--- start Data for this exercise ---

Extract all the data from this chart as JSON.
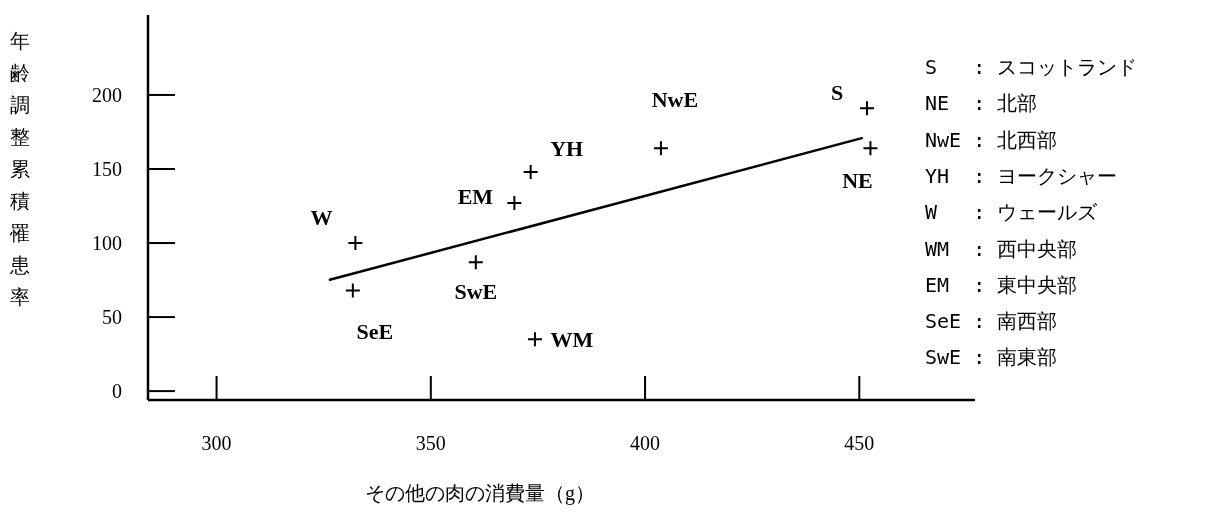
{
  "chart_data": {
    "type": "scatter",
    "xlabel": "その他の肉の消費量（g）",
    "ylabel": "年齢調整累積罹患率",
    "xlim": [
      284,
      477
    ],
    "ylim": [
      -6,
      254
    ],
    "xticks": [
      300,
      350,
      400,
      450
    ],
    "yticks": [
      0,
      50,
      100,
      150,
      200
    ],
    "grid": false,
    "series": [
      {
        "marker": "cross",
        "color": "#000000",
        "x": [
          332.4,
          331.8,
          360.5,
          369.5,
          373.3,
          374.3,
          403.7,
          451.8,
          452.6
        ],
        "values": [
          100,
          68,
          87,
          127,
          148,
          35,
          164,
          191,
          164
        ]
      },
      {
        "type": "line",
        "marker": "none",
        "color": "#000000",
        "x": [
          326.2,
          450.8
        ],
        "values": [
          75,
          171
        ]
      }
    ],
    "annotations": [
      {
        "text": "W",
        "x": 332.4,
        "y": 100
      },
      {
        "text": "SeE",
        "x": 331.8,
        "y": 68
      },
      {
        "text": "SwE",
        "x": 360.5,
        "y": 87
      },
      {
        "text": "EM",
        "x": 369.5,
        "y": 127
      },
      {
        "text": "YH",
        "x": 373.3,
        "y": 148
      },
      {
        "text": "WM",
        "x": 374.3,
        "y": 35
      },
      {
        "text": "NwE",
        "x": 403.7,
        "y": 164
      },
      {
        "text": "S",
        "x": 451.8,
        "y": 191
      },
      {
        "text": "NE",
        "x": 452.6,
        "y": 164
      },
      "S   : スコットランド",
      "NE  : 北部",
      "NwE : 北西部",
      "YH  : ヨークシャー",
      "W   : ウェールズ",
      "WM  : 西中央部",
      "EM  : 東中央部",
      "SeE : 南西部",
      "SwE : 南東部"
    ]
  }
}
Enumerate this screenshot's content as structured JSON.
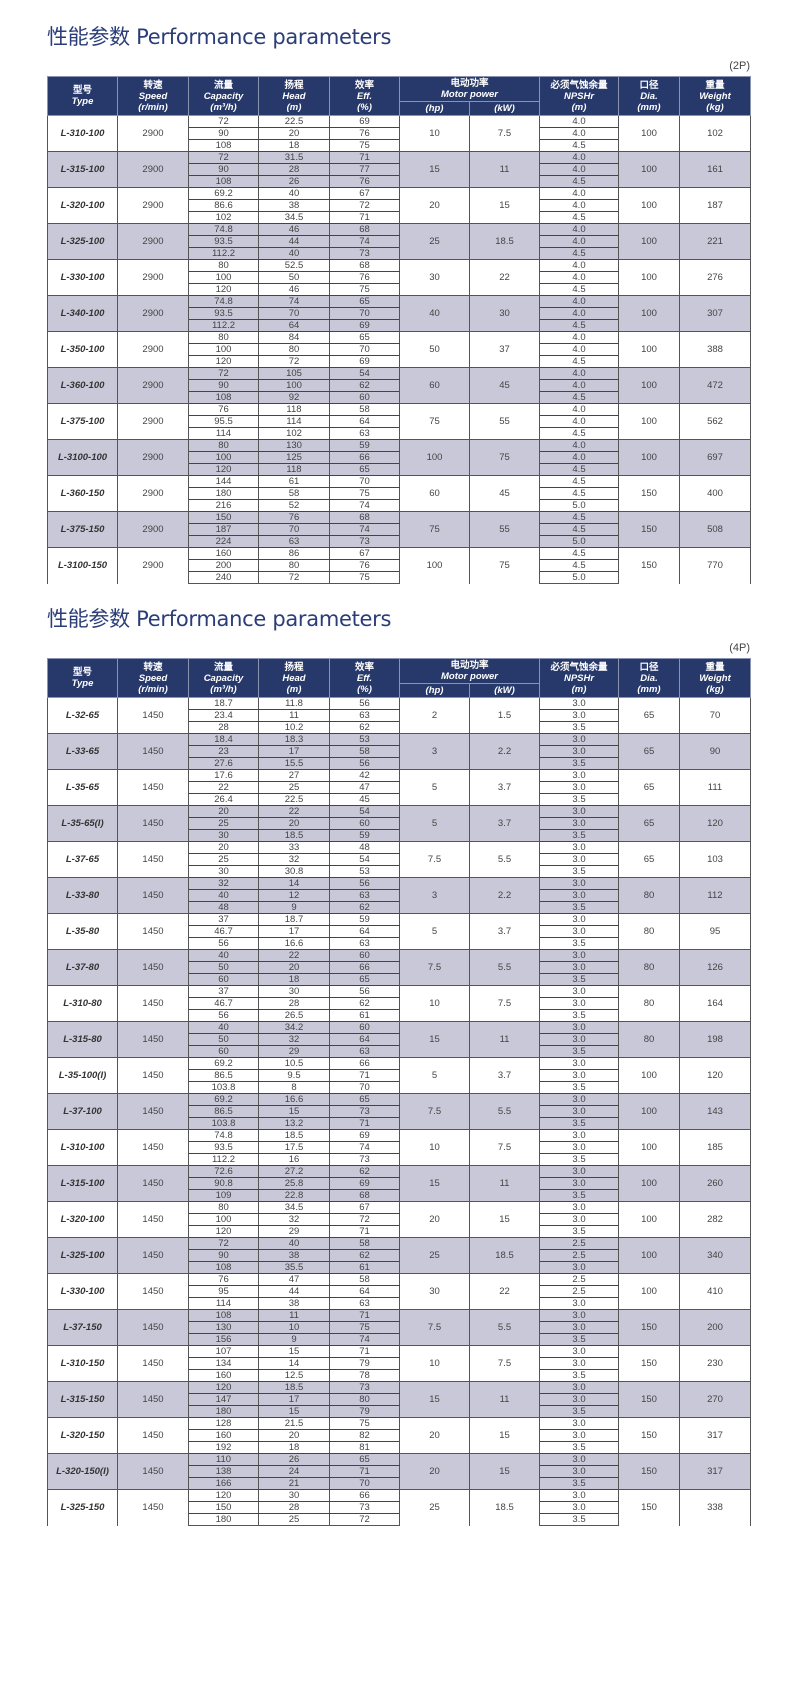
{
  "header": {
    "type": {
      "cn": "型号",
      "en": "Type"
    },
    "speed": {
      "cn": "转速",
      "en": "Speed",
      "u": "(r/min)"
    },
    "capacity": {
      "cn": "流量",
      "en": "Capacity",
      "u": "(m³/h)"
    },
    "head": {
      "cn": "扬程",
      "en": "Head",
      "u": "(m)"
    },
    "eff": {
      "cn": "效率",
      "en": "Eff.",
      "u": "(%)"
    },
    "motor": {
      "cn": "电动功率",
      "en": "Motor power",
      "hp": "(hp)",
      "kw": "(kW)"
    },
    "npshr": {
      "cn": "必须气蚀余量",
      "en": "NPSHr",
      "u": "(m)"
    },
    "dia": {
      "cn": "口径",
      "en": "Dia.",
      "u": "(mm)"
    },
    "weight": {
      "cn": "重量",
      "en": "Weight",
      "u": "(kg)"
    }
  },
  "colors": {
    "header_bg": "#27386a",
    "title": "#2b3d78",
    "shade": "#c8c8d8"
  },
  "tables": [
    {
      "title": "性能参数 Performance parameters",
      "tag": "(2P)",
      "rows": [
        {
          "type": "L-310-100",
          "speed": "2900",
          "cap": [
            "72",
            "90",
            "108"
          ],
          "head": [
            "22.5",
            "20",
            "18"
          ],
          "eff": [
            "69",
            "76",
            "75"
          ],
          "hp": "10",
          "kw": "7.5",
          "npsh": [
            "4.0",
            "4.0",
            "4.5"
          ],
          "dia": "100",
          "w": "102"
        },
        {
          "type": "L-315-100",
          "speed": "2900",
          "cap": [
            "72",
            "90",
            "108"
          ],
          "head": [
            "31.5",
            "28",
            "26"
          ],
          "eff": [
            "71",
            "77",
            "76"
          ],
          "hp": "15",
          "kw": "11",
          "npsh": [
            "4.0",
            "4.0",
            "4.5"
          ],
          "dia": "100",
          "w": "161"
        },
        {
          "type": "L-320-100",
          "speed": "2900",
          "cap": [
            "69.2",
            "86.6",
            "102"
          ],
          "head": [
            "40",
            "38",
            "34.5"
          ],
          "eff": [
            "67",
            "72",
            "71"
          ],
          "hp": "20",
          "kw": "15",
          "npsh": [
            "4.0",
            "4.0",
            "4.5"
          ],
          "dia": "100",
          "w": "187"
        },
        {
          "type": "L-325-100",
          "speed": "2900",
          "cap": [
            "74.8",
            "93.5",
            "112.2"
          ],
          "head": [
            "46",
            "44",
            "40"
          ],
          "eff": [
            "68",
            "74",
            "73"
          ],
          "hp": "25",
          "kw": "18.5",
          "npsh": [
            "4.0",
            "4.0",
            "4.5"
          ],
          "dia": "100",
          "w": "221"
        },
        {
          "type": "L-330-100",
          "speed": "2900",
          "cap": [
            "80",
            "100",
            "120"
          ],
          "head": [
            "52.5",
            "50",
            "46"
          ],
          "eff": [
            "68",
            "76",
            "75"
          ],
          "hp": "30",
          "kw": "22",
          "npsh": [
            "4.0",
            "4.0",
            "4.5"
          ],
          "dia": "100",
          "w": "276"
        },
        {
          "type": "L-340-100",
          "speed": "2900",
          "cap": [
            "74.8",
            "93.5",
            "112.2"
          ],
          "head": [
            "74",
            "70",
            "64"
          ],
          "eff": [
            "65",
            "70",
            "69"
          ],
          "hp": "40",
          "kw": "30",
          "npsh": [
            "4.0",
            "4.0",
            "4.5"
          ],
          "dia": "100",
          "w": "307"
        },
        {
          "type": "L-350-100",
          "speed": "2900",
          "cap": [
            "80",
            "100",
            "120"
          ],
          "head": [
            "84",
            "80",
            "72"
          ],
          "eff": [
            "65",
            "70",
            "69"
          ],
          "hp": "50",
          "kw": "37",
          "npsh": [
            "4.0",
            "4.0",
            "4.5"
          ],
          "dia": "100",
          "w": "388"
        },
        {
          "type": "L-360-100",
          "speed": "2900",
          "cap": [
            "72",
            "90",
            "108"
          ],
          "head": [
            "105",
            "100",
            "92"
          ],
          "eff": [
            "54",
            "62",
            "60"
          ],
          "hp": "60",
          "kw": "45",
          "npsh": [
            "4.0",
            "4.0",
            "4.5"
          ],
          "dia": "100",
          "w": "472"
        },
        {
          "type": "L-375-100",
          "speed": "2900",
          "cap": [
            "76",
            "95.5",
            "114"
          ],
          "head": [
            "118",
            "114",
            "102"
          ],
          "eff": [
            "58",
            "64",
            "63"
          ],
          "hp": "75",
          "kw": "55",
          "npsh": [
            "4.0",
            "4.0",
            "4.5"
          ],
          "dia": "100",
          "w": "562"
        },
        {
          "type": "L-3100-100",
          "speed": "2900",
          "cap": [
            "80",
            "100",
            "120"
          ],
          "head": [
            "130",
            "125",
            "118"
          ],
          "eff": [
            "59",
            "66",
            "65"
          ],
          "hp": "100",
          "kw": "75",
          "npsh": [
            "4.0",
            "4.0",
            "4.5"
          ],
          "dia": "100",
          "w": "697"
        },
        {
          "type": "L-360-150",
          "speed": "2900",
          "cap": [
            "144",
            "180",
            "216"
          ],
          "head": [
            "61",
            "58",
            "52"
          ],
          "eff": [
            "70",
            "75",
            "74"
          ],
          "hp": "60",
          "kw": "45",
          "npsh": [
            "4.5",
            "4.5",
            "5.0"
          ],
          "dia": "150",
          "w": "400"
        },
        {
          "type": "L-375-150",
          "speed": "2900",
          "cap": [
            "150",
            "187",
            "224"
          ],
          "head": [
            "76",
            "70",
            "63"
          ],
          "eff": [
            "68",
            "74",
            "73"
          ],
          "hp": "75",
          "kw": "55",
          "npsh": [
            "4.5",
            "4.5",
            "5.0"
          ],
          "dia": "150",
          "w": "508"
        },
        {
          "type": "L-3100-150",
          "speed": "2900",
          "cap": [
            "160",
            "200",
            "240"
          ],
          "head": [
            "86",
            "80",
            "72"
          ],
          "eff": [
            "67",
            "76",
            "75"
          ],
          "hp": "100",
          "kw": "75",
          "npsh": [
            "4.5",
            "4.5",
            "5.0"
          ],
          "dia": "150",
          "w": "770"
        }
      ]
    },
    {
      "title": "性能参数 Performance parameters",
      "tag": "(4P)",
      "rows": [
        {
          "type": "L-32-65",
          "speed": "1450",
          "cap": [
            "18.7",
            "23.4",
            "28"
          ],
          "head": [
            "11.8",
            "11",
            "10.2"
          ],
          "eff": [
            "56",
            "63",
            "62"
          ],
          "hp": "2",
          "kw": "1.5",
          "npsh": [
            "3.0",
            "3.0",
            "3.5"
          ],
          "dia": "65",
          "w": "70"
        },
        {
          "type": "L-33-65",
          "speed": "1450",
          "cap": [
            "18.4",
            "23",
            "27.6"
          ],
          "head": [
            "18.3",
            "17",
            "15.5"
          ],
          "eff": [
            "53",
            "58",
            "56"
          ],
          "hp": "3",
          "kw": "2.2",
          "npsh": [
            "3.0",
            "3.0",
            "3.5"
          ],
          "dia": "65",
          "w": "90"
        },
        {
          "type": "L-35-65",
          "speed": "1450",
          "cap": [
            "17.6",
            "22",
            "26.4"
          ],
          "head": [
            "27",
            "25",
            "22.5"
          ],
          "eff": [
            "42",
            "47",
            "45"
          ],
          "hp": "5",
          "kw": "3.7",
          "npsh": [
            "3.0",
            "3.0",
            "3.5"
          ],
          "dia": "65",
          "w": "111"
        },
        {
          "type": "L-35-65(I)",
          "speed": "1450",
          "cap": [
            "20",
            "25",
            "30"
          ],
          "head": [
            "22",
            "20",
            "18.5"
          ],
          "eff": [
            "54",
            "60",
            "59"
          ],
          "hp": "5",
          "kw": "3.7",
          "npsh": [
            "3.0",
            "3.0",
            "3.5"
          ],
          "dia": "65",
          "w": "120"
        },
        {
          "type": "L-37-65",
          "speed": "1450",
          "cap": [
            "20",
            "25",
            "30"
          ],
          "head": [
            "33",
            "32",
            "30.8"
          ],
          "eff": [
            "48",
            "54",
            "53"
          ],
          "hp": "7.5",
          "kw": "5.5",
          "npsh": [
            "3.0",
            "3.0",
            "3.5"
          ],
          "dia": "65",
          "w": "103"
        },
        {
          "type": "L-33-80",
          "speed": "1450",
          "cap": [
            "32",
            "40",
            "48"
          ],
          "head": [
            "14",
            "12",
            "9"
          ],
          "eff": [
            "56",
            "63",
            "62"
          ],
          "hp": "3",
          "kw": "2.2",
          "npsh": [
            "3.0",
            "3.0",
            "3.5"
          ],
          "dia": "80",
          "w": "112"
        },
        {
          "type": "L-35-80",
          "speed": "1450",
          "cap": [
            "37",
            "46.7",
            "56"
          ],
          "head": [
            "18.7",
            "17",
            "16.6"
          ],
          "eff": [
            "59",
            "64",
            "63"
          ],
          "hp": "5",
          "kw": "3.7",
          "npsh": [
            "3.0",
            "3.0",
            "3.5"
          ],
          "dia": "80",
          "w": "95"
        },
        {
          "type": "L-37-80",
          "speed": "1450",
          "cap": [
            "40",
            "50",
            "60"
          ],
          "head": [
            "22",
            "20",
            "18"
          ],
          "eff": [
            "60",
            "66",
            "65"
          ],
          "hp": "7.5",
          "kw": "5.5",
          "npsh": [
            "3.0",
            "3.0",
            "3.5"
          ],
          "dia": "80",
          "w": "126"
        },
        {
          "type": "L-310-80",
          "speed": "1450",
          "cap": [
            "37",
            "46.7",
            "56"
          ],
          "head": [
            "30",
            "28",
            "26.5"
          ],
          "eff": [
            "56",
            "62",
            "61"
          ],
          "hp": "10",
          "kw": "7.5",
          "npsh": [
            "3.0",
            "3.0",
            "3.5"
          ],
          "dia": "80",
          "w": "164"
        },
        {
          "type": "L-315-80",
          "speed": "1450",
          "cap": [
            "40",
            "50",
            "60"
          ],
          "head": [
            "34.2",
            "32",
            "29"
          ],
          "eff": [
            "60",
            "64",
            "63"
          ],
          "hp": "15",
          "kw": "11",
          "npsh": [
            "3.0",
            "3.0",
            "3.5"
          ],
          "dia": "80",
          "w": "198"
        },
        {
          "type": "L-35-100(I)",
          "speed": "1450",
          "cap": [
            "69.2",
            "86.5",
            "103.8"
          ],
          "head": [
            "10.5",
            "9.5",
            "8"
          ],
          "eff": [
            "66",
            "71",
            "70"
          ],
          "hp": "5",
          "kw": "3.7",
          "npsh": [
            "3.0",
            "3.0",
            "3.5"
          ],
          "dia": "100",
          "w": "120"
        },
        {
          "type": "L-37-100",
          "speed": "1450",
          "cap": [
            "69.2",
            "86.5",
            "103.8"
          ],
          "head": [
            "16.6",
            "15",
            "13.2"
          ],
          "eff": [
            "65",
            "73",
            "71"
          ],
          "hp": "7.5",
          "kw": "5.5",
          "npsh": [
            "3.0",
            "3.0",
            "3.5"
          ],
          "dia": "100",
          "w": "143"
        },
        {
          "type": "L-310-100",
          "speed": "1450",
          "cap": [
            "74.8",
            "93.5",
            "112.2"
          ],
          "head": [
            "18.5",
            "17.5",
            "16"
          ],
          "eff": [
            "69",
            "74",
            "73"
          ],
          "hp": "10",
          "kw": "7.5",
          "npsh": [
            "3.0",
            "3.0",
            "3.5"
          ],
          "dia": "100",
          "w": "185"
        },
        {
          "type": "L-315-100",
          "speed": "1450",
          "cap": [
            "72.6",
            "90.8",
            "109"
          ],
          "head": [
            "27.2",
            "25.8",
            "22.8"
          ],
          "eff": [
            "62",
            "69",
            "68"
          ],
          "hp": "15",
          "kw": "11",
          "npsh": [
            "3.0",
            "3.0",
            "3.5"
          ],
          "dia": "100",
          "w": "260"
        },
        {
          "type": "L-320-100",
          "speed": "1450",
          "cap": [
            "80",
            "100",
            "120"
          ],
          "head": [
            "34.5",
            "32",
            "29"
          ],
          "eff": [
            "67",
            "72",
            "71"
          ],
          "hp": "20",
          "kw": "15",
          "npsh": [
            "3.0",
            "3.0",
            "3.5"
          ],
          "dia": "100",
          "w": "282"
        },
        {
          "type": "L-325-100",
          "speed": "1450",
          "cap": [
            "72",
            "90",
            "108"
          ],
          "head": [
            "40",
            "38",
            "35.5"
          ],
          "eff": [
            "58",
            "62",
            "61"
          ],
          "hp": "25",
          "kw": "18.5",
          "npsh": [
            "2.5",
            "2.5",
            "3.0"
          ],
          "dia": "100",
          "w": "340"
        },
        {
          "type": "L-330-100",
          "speed": "1450",
          "cap": [
            "76",
            "95",
            "114"
          ],
          "head": [
            "47",
            "44",
            "38"
          ],
          "eff": [
            "58",
            "64",
            "63"
          ],
          "hp": "30",
          "kw": "22",
          "npsh": [
            "2.5",
            "2.5",
            "3.0"
          ],
          "dia": "100",
          "w": "410"
        },
        {
          "type": "L-37-150",
          "speed": "1450",
          "cap": [
            "108",
            "130",
            "156"
          ],
          "head": [
            "11",
            "10",
            "9"
          ],
          "eff": [
            "71",
            "75",
            "74"
          ],
          "hp": "7.5",
          "kw": "5.5",
          "npsh": [
            "3.0",
            "3.0",
            "3.5"
          ],
          "dia": "150",
          "w": "200"
        },
        {
          "type": "L-310-150",
          "speed": "1450",
          "cap": [
            "107",
            "134",
            "160"
          ],
          "head": [
            "15",
            "14",
            "12.5"
          ],
          "eff": [
            "71",
            "79",
            "78"
          ],
          "hp": "10",
          "kw": "7.5",
          "npsh": [
            "3.0",
            "3.0",
            "3.5"
          ],
          "dia": "150",
          "w": "230"
        },
        {
          "type": "L-315-150",
          "speed": "1450",
          "cap": [
            "120",
            "147",
            "180"
          ],
          "head": [
            "18.5",
            "17",
            "15"
          ],
          "eff": [
            "73",
            "80",
            "79"
          ],
          "hp": "15",
          "kw": "11",
          "npsh": [
            "3.0",
            "3.0",
            "3.5"
          ],
          "dia": "150",
          "w": "270"
        },
        {
          "type": "L-320-150",
          "speed": "1450",
          "cap": [
            "128",
            "160",
            "192"
          ],
          "head": [
            "21.5",
            "20",
            "18"
          ],
          "eff": [
            "75",
            "82",
            "81"
          ],
          "hp": "20",
          "kw": "15",
          "npsh": [
            "3.0",
            "3.0",
            "3.5"
          ],
          "dia": "150",
          "w": "317"
        },
        {
          "type": "L-320-150(I)",
          "speed": "1450",
          "cap": [
            "110",
            "138",
            "166"
          ],
          "head": [
            "26",
            "24",
            "21"
          ],
          "eff": [
            "65",
            "71",
            "70"
          ],
          "hp": "20",
          "kw": "15",
          "npsh": [
            "3.0",
            "3.0",
            "3.5"
          ],
          "dia": "150",
          "w": "317"
        },
        {
          "type": "L-325-150",
          "speed": "1450",
          "cap": [
            "120",
            "150",
            "180"
          ],
          "head": [
            "30",
            "28",
            "25"
          ],
          "eff": [
            "66",
            "73",
            "72"
          ],
          "hp": "25",
          "kw": "18.5",
          "npsh": [
            "3.0",
            "3.0",
            "3.5"
          ],
          "dia": "150",
          "w": "338"
        }
      ]
    }
  ]
}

--- end Data for this exercise ---

Work to be completed:
Answer only with how many lines in the records include "JSON".

Complete response:
2